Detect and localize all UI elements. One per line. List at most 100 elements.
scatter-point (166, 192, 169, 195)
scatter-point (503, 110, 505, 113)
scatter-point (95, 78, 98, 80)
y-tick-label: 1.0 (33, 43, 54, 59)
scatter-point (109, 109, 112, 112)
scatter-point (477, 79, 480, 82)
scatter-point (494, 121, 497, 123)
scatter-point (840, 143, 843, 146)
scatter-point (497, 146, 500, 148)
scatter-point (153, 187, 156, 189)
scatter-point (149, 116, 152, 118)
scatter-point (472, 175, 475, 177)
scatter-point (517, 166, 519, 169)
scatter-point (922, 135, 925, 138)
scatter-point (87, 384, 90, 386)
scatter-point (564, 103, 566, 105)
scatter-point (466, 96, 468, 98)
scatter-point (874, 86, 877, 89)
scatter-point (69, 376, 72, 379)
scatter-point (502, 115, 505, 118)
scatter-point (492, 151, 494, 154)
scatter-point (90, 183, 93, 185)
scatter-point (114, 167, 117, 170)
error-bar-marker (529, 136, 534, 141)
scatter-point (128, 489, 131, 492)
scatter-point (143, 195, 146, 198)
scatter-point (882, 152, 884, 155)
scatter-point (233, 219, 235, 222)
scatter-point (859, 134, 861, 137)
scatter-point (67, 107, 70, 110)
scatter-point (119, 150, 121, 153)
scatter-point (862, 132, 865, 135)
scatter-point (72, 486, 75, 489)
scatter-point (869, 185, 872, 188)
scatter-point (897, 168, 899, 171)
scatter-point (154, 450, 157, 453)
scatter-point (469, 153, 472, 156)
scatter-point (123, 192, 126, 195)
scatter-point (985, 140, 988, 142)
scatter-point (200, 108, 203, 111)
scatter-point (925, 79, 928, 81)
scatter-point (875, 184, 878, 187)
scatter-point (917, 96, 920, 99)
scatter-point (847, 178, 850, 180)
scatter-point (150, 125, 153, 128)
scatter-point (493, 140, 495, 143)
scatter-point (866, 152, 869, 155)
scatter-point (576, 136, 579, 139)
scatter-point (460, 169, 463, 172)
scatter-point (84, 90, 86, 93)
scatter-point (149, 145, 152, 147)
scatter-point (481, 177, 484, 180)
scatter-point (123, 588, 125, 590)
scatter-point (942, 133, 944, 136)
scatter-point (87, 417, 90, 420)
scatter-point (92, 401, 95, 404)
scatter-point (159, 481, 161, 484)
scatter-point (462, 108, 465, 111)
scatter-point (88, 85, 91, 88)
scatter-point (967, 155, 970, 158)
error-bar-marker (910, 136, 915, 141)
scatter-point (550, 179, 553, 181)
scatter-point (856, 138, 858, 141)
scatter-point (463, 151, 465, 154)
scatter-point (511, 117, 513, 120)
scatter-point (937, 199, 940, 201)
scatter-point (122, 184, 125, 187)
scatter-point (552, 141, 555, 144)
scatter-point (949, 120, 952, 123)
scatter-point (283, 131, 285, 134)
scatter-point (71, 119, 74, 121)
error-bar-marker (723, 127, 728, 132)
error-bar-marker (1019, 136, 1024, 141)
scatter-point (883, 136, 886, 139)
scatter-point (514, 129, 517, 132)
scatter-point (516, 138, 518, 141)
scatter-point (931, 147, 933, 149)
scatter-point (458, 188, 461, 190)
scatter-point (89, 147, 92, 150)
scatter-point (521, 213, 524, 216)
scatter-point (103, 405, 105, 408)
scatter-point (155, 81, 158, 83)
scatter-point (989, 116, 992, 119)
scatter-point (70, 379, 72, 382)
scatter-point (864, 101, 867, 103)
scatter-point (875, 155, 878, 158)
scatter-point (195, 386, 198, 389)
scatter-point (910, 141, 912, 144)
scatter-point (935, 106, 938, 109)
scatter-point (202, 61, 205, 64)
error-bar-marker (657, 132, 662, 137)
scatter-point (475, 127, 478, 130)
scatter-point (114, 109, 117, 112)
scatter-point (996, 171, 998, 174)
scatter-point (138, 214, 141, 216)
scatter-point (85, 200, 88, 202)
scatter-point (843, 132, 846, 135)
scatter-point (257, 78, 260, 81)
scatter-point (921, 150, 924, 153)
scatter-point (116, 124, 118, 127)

# Brief:
Render the material as a JSON list of strings, one string per line, with blank lines omitted. Begin with the first line and stop after the line containing "scatter-point (862, 132, 865, 135)".

# Full response:
[
  "Detect and localize all UI elements. One per line. List at most 100 elements.",
  "scatter-point (166, 192, 169, 195)",
  "scatter-point (503, 110, 505, 113)",
  "scatter-point (95, 78, 98, 80)",
  "y-tick-label: 1.0 (33, 43, 54, 59)",
  "scatter-point (109, 109, 112, 112)",
  "scatter-point (477, 79, 480, 82)",
  "scatter-point (494, 121, 497, 123)",
  "scatter-point (840, 143, 843, 146)",
  "scatter-point (497, 146, 500, 148)",
  "scatter-point (153, 187, 156, 189)",
  "scatter-point (149, 116, 152, 118)",
  "scatter-point (472, 175, 475, 177)",
  "scatter-point (517, 166, 519, 169)",
  "scatter-point (922, 135, 925, 138)",
  "scatter-point (87, 384, 90, 386)",
  "scatter-point (564, 103, 566, 105)",
  "scatter-point (466, 96, 468, 98)",
  "scatter-point (874, 86, 877, 89)",
  "scatter-point (69, 376, 72, 379)",
  "scatter-point (502, 115, 505, 118)",
  "scatter-point (492, 151, 494, 154)",
  "scatter-point (90, 183, 93, 185)",
  "scatter-point (114, 167, 117, 170)",
  "error-bar-marker (529, 136, 534, 141)",
  "scatter-point (128, 489, 131, 492)",
  "scatter-point (143, 195, 146, 198)",
  "scatter-point (882, 152, 884, 155)",
  "scatter-point (233, 219, 235, 222)",
  "scatter-point (859, 134, 861, 137)",
  "scatter-point (67, 107, 70, 110)",
  "scatter-point (119, 150, 121, 153)",
  "scatter-point (862, 132, 865, 135)"
]